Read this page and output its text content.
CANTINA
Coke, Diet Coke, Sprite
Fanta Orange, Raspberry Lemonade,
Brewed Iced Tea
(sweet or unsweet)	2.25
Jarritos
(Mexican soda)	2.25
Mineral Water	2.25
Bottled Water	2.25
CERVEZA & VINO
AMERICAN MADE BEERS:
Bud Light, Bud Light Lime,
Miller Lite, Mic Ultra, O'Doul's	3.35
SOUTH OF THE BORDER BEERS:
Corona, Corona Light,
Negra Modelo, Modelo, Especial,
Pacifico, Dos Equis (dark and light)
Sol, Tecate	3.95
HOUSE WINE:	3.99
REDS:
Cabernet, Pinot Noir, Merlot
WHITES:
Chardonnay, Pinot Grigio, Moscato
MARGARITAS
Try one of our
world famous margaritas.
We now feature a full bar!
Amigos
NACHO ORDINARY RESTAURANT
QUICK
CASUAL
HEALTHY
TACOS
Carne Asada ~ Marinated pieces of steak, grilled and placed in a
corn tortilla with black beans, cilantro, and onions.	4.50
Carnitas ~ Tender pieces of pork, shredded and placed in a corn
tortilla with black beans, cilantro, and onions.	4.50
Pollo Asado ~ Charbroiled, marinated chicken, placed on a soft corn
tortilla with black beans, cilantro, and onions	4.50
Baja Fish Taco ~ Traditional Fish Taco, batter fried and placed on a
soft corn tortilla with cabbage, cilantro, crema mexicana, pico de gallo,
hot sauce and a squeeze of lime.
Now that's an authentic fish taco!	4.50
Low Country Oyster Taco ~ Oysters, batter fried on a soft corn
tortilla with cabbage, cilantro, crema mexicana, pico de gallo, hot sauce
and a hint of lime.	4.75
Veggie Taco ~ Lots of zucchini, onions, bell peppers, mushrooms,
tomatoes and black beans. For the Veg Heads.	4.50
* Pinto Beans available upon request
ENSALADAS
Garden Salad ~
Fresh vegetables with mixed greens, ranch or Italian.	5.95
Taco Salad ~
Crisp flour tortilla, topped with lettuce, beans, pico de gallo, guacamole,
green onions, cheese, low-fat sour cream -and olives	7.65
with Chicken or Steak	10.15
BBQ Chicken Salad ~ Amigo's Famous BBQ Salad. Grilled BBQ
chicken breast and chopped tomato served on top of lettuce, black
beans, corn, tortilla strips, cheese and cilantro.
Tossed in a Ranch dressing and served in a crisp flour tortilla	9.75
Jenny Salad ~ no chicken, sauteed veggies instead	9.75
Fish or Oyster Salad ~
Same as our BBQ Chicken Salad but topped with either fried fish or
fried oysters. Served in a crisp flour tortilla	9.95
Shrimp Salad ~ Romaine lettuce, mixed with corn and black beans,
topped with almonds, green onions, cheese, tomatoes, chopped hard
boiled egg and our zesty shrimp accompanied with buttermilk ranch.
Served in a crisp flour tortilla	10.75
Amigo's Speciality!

────────────────────────────────────────

* Exercise brief *
Make a verbatim copy of every entry shown above.

* In response *
Read this page and output its text content.
CANTINA
Coke, Diet Coke, Sprite
Fanta Orange, Raspberry Lemonade,
Brewed Iced Tea
(sweet or unsweet)	2.25
Jarritos
(Mexican soda)	2.25
Mineral Water	2.25
Bottled Water	2.25
CERVEZA & VINO
AMERICAN MADE BEERS:
Bud Light, Bud Light Lime,
Miller Lite, Mic Ultra, O'Doul's	3.35
SOUTH OF THE BORDER BEERS:
Corona, Corona Light,
Negra Modelo, Modelo, Especial,
Pacifico, Dos Equis (dark and light)
Sol, Tecate	3.95
HOUSE WINE:	3.99
REDS:
Cabernet, Pinot Noir, Merlot
WHITES:
Chardonnay, Pinot Grigio, Moscato
MARGARITAS
Try one of our
world famous margaritas.
We now feature a full bar!
Amigos
NACHO ORDINARY RESTAURANT
QUICK
CASUAL
HEALTHY
TACOS
Carne Asada ~ Marinated pieces of steak, grilled and placed in a
corn tortilla with black beans, cilantro, and onions.	4.50
Carnitas ~ Tender pieces of pork, shredded and placed in a corn
tortilla with black beans, cilantro, and onions.	4.50
Pollo Asado ~ Charbroiled, marinated chicken, placed on a soft corn
tortilla with black beans, cilantro, and onions	4.50
Baja Fish Taco ~ Traditional Fish Taco, batter fried and placed on a
soft corn tortilla with cabbage, cilantro, crema mexicana, pico de gallo,
hot sauce and a squeeze of lime.
Now that's an authentic fish taco!	4.50
Low Country Oyster Taco ~ Oysters, batter fried on a soft corn
tortilla with cabbage, cilantro, crema mexicana, pico de gallo, hot sauce
and a hint of lime.	4.75
Veggie Taco ~ Lots of zucchini, onions, bell peppers, mushrooms,
tomatoes and black beans. For the Veg Heads.	4.50
* Pinto Beans available upon request
ENSALADAS
Garden Salad ~
Fresh vegetables with mixed greens, ranch or Italian.	5.95
Taco Salad ~
Crisp flour tortilla, topped with lettuce, beans, pico de gallo, guacamole,
green onions, cheese, low-fat sour cream -and olives	7.65
with Chicken or Steak	10.15
BBQ Chicken Salad ~ Amigo's Famous BBQ Salad. Grilled BBQ
chicken breast and chopped tomato served on top of lettuce, black
beans, corn, tortilla strips, cheese and cilantro.
Tossed in a Ranch dressing and served in a crisp flour tortilla	9.75
Jenny Salad ~ no chicken, sauteed veggies instead	9.75
Fish or Oyster Salad ~
Same as our BBQ Chicken Salad but topped with either fried fish or
fried oysters. Served in a crisp flour tortilla	9.95
Shrimp Salad ~ Romaine lettuce, mixed with corn and black beans,
topped with almonds, green onions, cheese, tomatoes, chopped hard
boiled egg and our zesty shrimp accompanied with buttermilk ranch.
Served in a crisp flour tortilla	10.75
Amigo's Speciality!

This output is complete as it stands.